Problem description – Exact reproduction of the data is required, with images excluded.

+++ Extracted data

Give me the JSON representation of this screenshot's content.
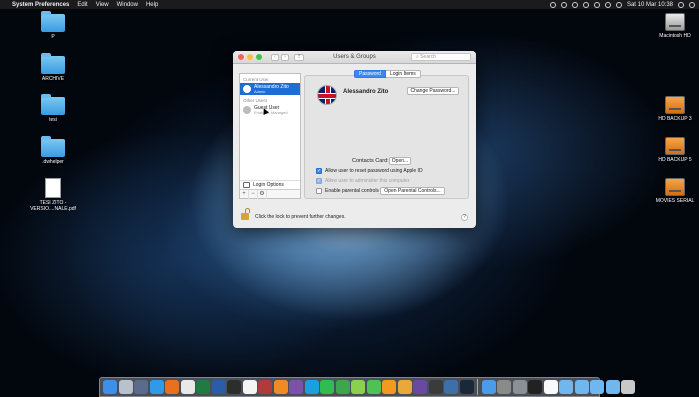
{
  "menubar": {
    "apple_glyph": "",
    "app_name": "System Preferences",
    "menus": [
      "Edit",
      "View",
      "Window",
      "Help"
    ],
    "clock": "Sat 10 Mar  10:38"
  },
  "desktop_left": [
    {
      "label": "P",
      "icon": "folder-icon",
      "kind": "folder"
    },
    {
      "label": "ARCHIVE",
      "icon": "folder-icon",
      "kind": "folder"
    },
    {
      "label": "tesi",
      "icon": "folder-icon",
      "kind": "folder"
    },
    {
      "label": ".dwhelper",
      "icon": "folder-icon",
      "kind": "folder"
    },
    {
      "label": "TESI ZITO - VERSIO....NALE.pdf",
      "icon": "pdf-icon",
      "kind": "pdf"
    }
  ],
  "desktop_right": [
    {
      "label": "Macintosh HD",
      "icon": "drive-icon",
      "kind": "drive"
    },
    {
      "label": "HD BACKUP 3",
      "icon": "external-drive-icon",
      "kind": "drive-orange"
    },
    {
      "label": "HD BACKUP 5",
      "icon": "external-drive-icon",
      "kind": "drive-orange"
    },
    {
      "label": "MOVIES SERIAL",
      "icon": "external-drive-icon",
      "kind": "drive-orange"
    }
  ],
  "window": {
    "title": "Users & Groups",
    "search_placeholder": "Search",
    "nav_back": "‹",
    "nav_forward": "›",
    "grid_glyph": "⠿",
    "sidebar": {
      "current_user_header": "Current User",
      "current_user": {
        "name": "Alessandro Zito",
        "role": "Admin"
      },
      "other_users_header": "Other Users",
      "other_users": [
        {
          "name": "Guest User",
          "role": "Enabled, Managed"
        }
      ],
      "login_options": "Login Options",
      "add": "+",
      "remove": "−",
      "gear": "⚙"
    },
    "tabs": [
      "Password",
      "Login Items"
    ],
    "selected_tab": "Password",
    "full_name": "Alessandro Zito",
    "change_password_button": "Change Password...",
    "contacts_card_label": "Contacts Card:",
    "open_button": "Open...",
    "options": [
      {
        "label": "Allow user to reset password using Apple ID",
        "checked": true,
        "enabled": true
      },
      {
        "label": "Allow user to administer this computer",
        "checked": true,
        "enabled": false
      },
      {
        "label": "Enable parental controls",
        "checked": false,
        "enabled": true
      }
    ],
    "parental_controls_button": "Open Parental Controls...",
    "lock_text": "Click the lock to prevent further changes.",
    "help": "?"
  },
  "dock": {
    "apps": [
      {
        "name": "finder-icon",
        "color": "#3d8fe8"
      },
      {
        "name": "launchpad-icon",
        "color": "#b9c2cc"
      },
      {
        "name": "mission-control-icon",
        "color": "#5a6b8c"
      },
      {
        "name": "safari-icon",
        "color": "#2f9be8"
      },
      {
        "name": "firefox-icon",
        "color": "#e8701e"
      },
      {
        "name": "chrome-icon",
        "color": "#e9e9e9"
      },
      {
        "name": "excel-icon",
        "color": "#1f7a43"
      },
      {
        "name": "word-icon",
        "color": "#2b5ca8"
      },
      {
        "name": "activity-monitor-icon",
        "color": "#2d2d2d"
      },
      {
        "name": "calendar-icon",
        "color": "#f5f5f5"
      },
      {
        "name": "photo-booth-icon",
        "color": "#b33a3a"
      },
      {
        "name": "vlc-icon",
        "color": "#f08a24"
      },
      {
        "name": "textwrangler-icon",
        "color": "#7b52a8"
      },
      {
        "name": "skype-icon",
        "color": "#1a9fe0"
      },
      {
        "name": "whatsapp-icon",
        "color": "#2fbd4f"
      },
      {
        "name": "facetime-icon",
        "color": "#3ba64c"
      },
      {
        "name": "music-icon",
        "color": "#8ad14e"
      },
      {
        "name": "messages-icon",
        "color": "#4fc256"
      },
      {
        "name": "ibooks-icon",
        "color": "#f29a1d"
      },
      {
        "name": "pages-icon",
        "color": "#e9a93a"
      },
      {
        "name": "imovie-icon",
        "color": "#6a4aa0"
      },
      {
        "name": "final-cut-icon",
        "color": "#3b3b3b"
      },
      {
        "name": "quicktime-icon",
        "color": "#3f6fa8"
      },
      {
        "name": "steam-icon",
        "color": "#1b2838"
      }
    ],
    "tail": [
      {
        "name": "preview-icon",
        "color": "#4c9be8"
      },
      {
        "name": "image-capture-icon",
        "color": "#8a8a8a"
      },
      {
        "name": "system-preferences-icon",
        "color": "#8b8f96"
      },
      {
        "name": "terminal-icon",
        "color": "#222222"
      },
      {
        "name": "document-icon",
        "color": "#fafafa"
      },
      {
        "name": "downloads-folder-icon",
        "color": "#6fb7ee"
      },
      {
        "name": "documents-folder-icon",
        "color": "#6fb7ee"
      },
      {
        "name": "applications-folder-icon",
        "color": "#6fb7ee"
      },
      {
        "name": "desktop-folder-icon",
        "color": "#6fb7ee"
      },
      {
        "name": "trash-icon",
        "color": "#c8c8c8"
      }
    ]
  }
}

++++++

Complete answer –
Give me the JSON representation of this screenshot's content.
{
  "menubar": {
    "apple_glyph": "",
    "app_name": "System Preferences",
    "menus": [
      "Edit",
      "View",
      "Window",
      "Help"
    ],
    "clock": "Sat 10 Mar  10:38"
  },
  "desktop_left": [
    {
      "label": "P",
      "icon": "folder-icon",
      "kind": "folder"
    },
    {
      "label": "ARCHIVE",
      "icon": "folder-icon",
      "kind": "folder"
    },
    {
      "label": "tesi",
      "icon": "folder-icon",
      "kind": "folder"
    },
    {
      "label": ".dwhelper",
      "icon": "folder-icon",
      "kind": "folder"
    },
    {
      "label": "TESI ZITO - VERSIO....NALE.pdf",
      "icon": "pdf-icon",
      "kind": "pdf"
    }
  ],
  "desktop_right": [
    {
      "label": "Macintosh HD",
      "icon": "drive-icon",
      "kind": "drive"
    },
    {
      "label": "HD BACKUP 3",
      "icon": "external-drive-icon",
      "kind": "drive-orange"
    },
    {
      "label": "HD BACKUP 5",
      "icon": "external-drive-icon",
      "kind": "drive-orange"
    },
    {
      "label": "MOVIES SERIAL",
      "icon": "external-drive-icon",
      "kind": "drive-orange"
    }
  ],
  "window": {
    "title": "Users & Groups",
    "search_placeholder": "Search",
    "nav_back": "‹",
    "nav_forward": "›",
    "grid_glyph": "⠿",
    "sidebar": {
      "current_user_header": "Current User",
      "current_user": {
        "name": "Alessandro Zito",
        "role": "Admin"
      },
      "other_users_header": "Other Users",
      "other_users": [
        {
          "name": "Guest User",
          "role": "Enabled, Managed"
        }
      ],
      "login_options": "Login Options",
      "add": "+",
      "remove": "−",
      "gear": "⚙"
    },
    "tabs": [
      "Password",
      "Login Items"
    ],
    "selected_tab": "Password",
    "full_name": "Alessandro Zito",
    "change_password_button": "Change Password...",
    "contacts_card_label": "Contacts Card:",
    "open_button": "Open...",
    "options": [
      {
        "label": "Allow user to reset password using Apple ID",
        "checked": true,
        "enabled": true
      },
      {
        "label": "Allow user to administer this computer",
        "checked": true,
        "enabled": false
      },
      {
        "label": "Enable parental controls",
        "checked": false,
        "enabled": true
      }
    ],
    "parental_controls_button": "Open Parental Controls...",
    "lock_text": "Click the lock to prevent further changes.",
    "help": "?"
  },
  "dock": {
    "apps": [
      {
        "name": "finder-icon",
        "color": "#3d8fe8"
      },
      {
        "name": "launchpad-icon",
        "color": "#b9c2cc"
      },
      {
        "name": "mission-control-icon",
        "color": "#5a6b8c"
      },
      {
        "name": "safari-icon",
        "color": "#2f9be8"
      },
      {
        "name": "firefox-icon",
        "color": "#e8701e"
      },
      {
        "name": "chrome-icon",
        "color": "#e9e9e9"
      },
      {
        "name": "excel-icon",
        "color": "#1f7a43"
      },
      {
        "name": "word-icon",
        "color": "#2b5ca8"
      },
      {
        "name": "activity-monitor-icon",
        "color": "#2d2d2d"
      },
      {
        "name": "calendar-icon",
        "color": "#f5f5f5"
      },
      {
        "name": "photo-booth-icon",
        "color": "#b33a3a"
      },
      {
        "name": "vlc-icon",
        "color": "#f08a24"
      },
      {
        "name": "textwrangler-icon",
        "color": "#7b52a8"
      },
      {
        "name": "skype-icon",
        "color": "#1a9fe0"
      },
      {
        "name": "whatsapp-icon",
        "color": "#2fbd4f"
      },
      {
        "name": "facetime-icon",
        "color": "#3ba64c"
      },
      {
        "name": "music-icon",
        "color": "#8ad14e"
      },
      {
        "name": "messages-icon",
        "color": "#4fc256"
      },
      {
        "name": "ibooks-icon",
        "color": "#f29a1d"
      },
      {
        "name": "pages-icon",
        "color": "#e9a93a"
      },
      {
        "name": "imovie-icon",
        "color": "#6a4aa0"
      },
      {
        "name": "final-cut-icon",
        "color": "#3b3b3b"
      },
      {
        "name": "quicktime-icon",
        "color": "#3f6fa8"
      },
      {
        "name": "steam-icon",
        "color": "#1b2838"
      }
    ],
    "tail": [
      {
        "name": "preview-icon",
        "color": "#4c9be8"
      },
      {
        "name": "image-capture-icon",
        "color": "#8a8a8a"
      },
      {
        "name": "system-preferences-icon",
        "color": "#8b8f96"
      },
      {
        "name": "terminal-icon",
        "color": "#222222"
      },
      {
        "name": "document-icon",
        "color": "#fafafa"
      },
      {
        "name": "downloads-folder-icon",
        "color": "#6fb7ee"
      },
      {
        "name": "documents-folder-icon",
        "color": "#6fb7ee"
      },
      {
        "name": "applications-folder-icon",
        "color": "#6fb7ee"
      },
      {
        "name": "desktop-folder-icon",
        "color": "#6fb7ee"
      },
      {
        "name": "trash-icon",
        "color": "#c8c8c8"
      }
    ]
  }
}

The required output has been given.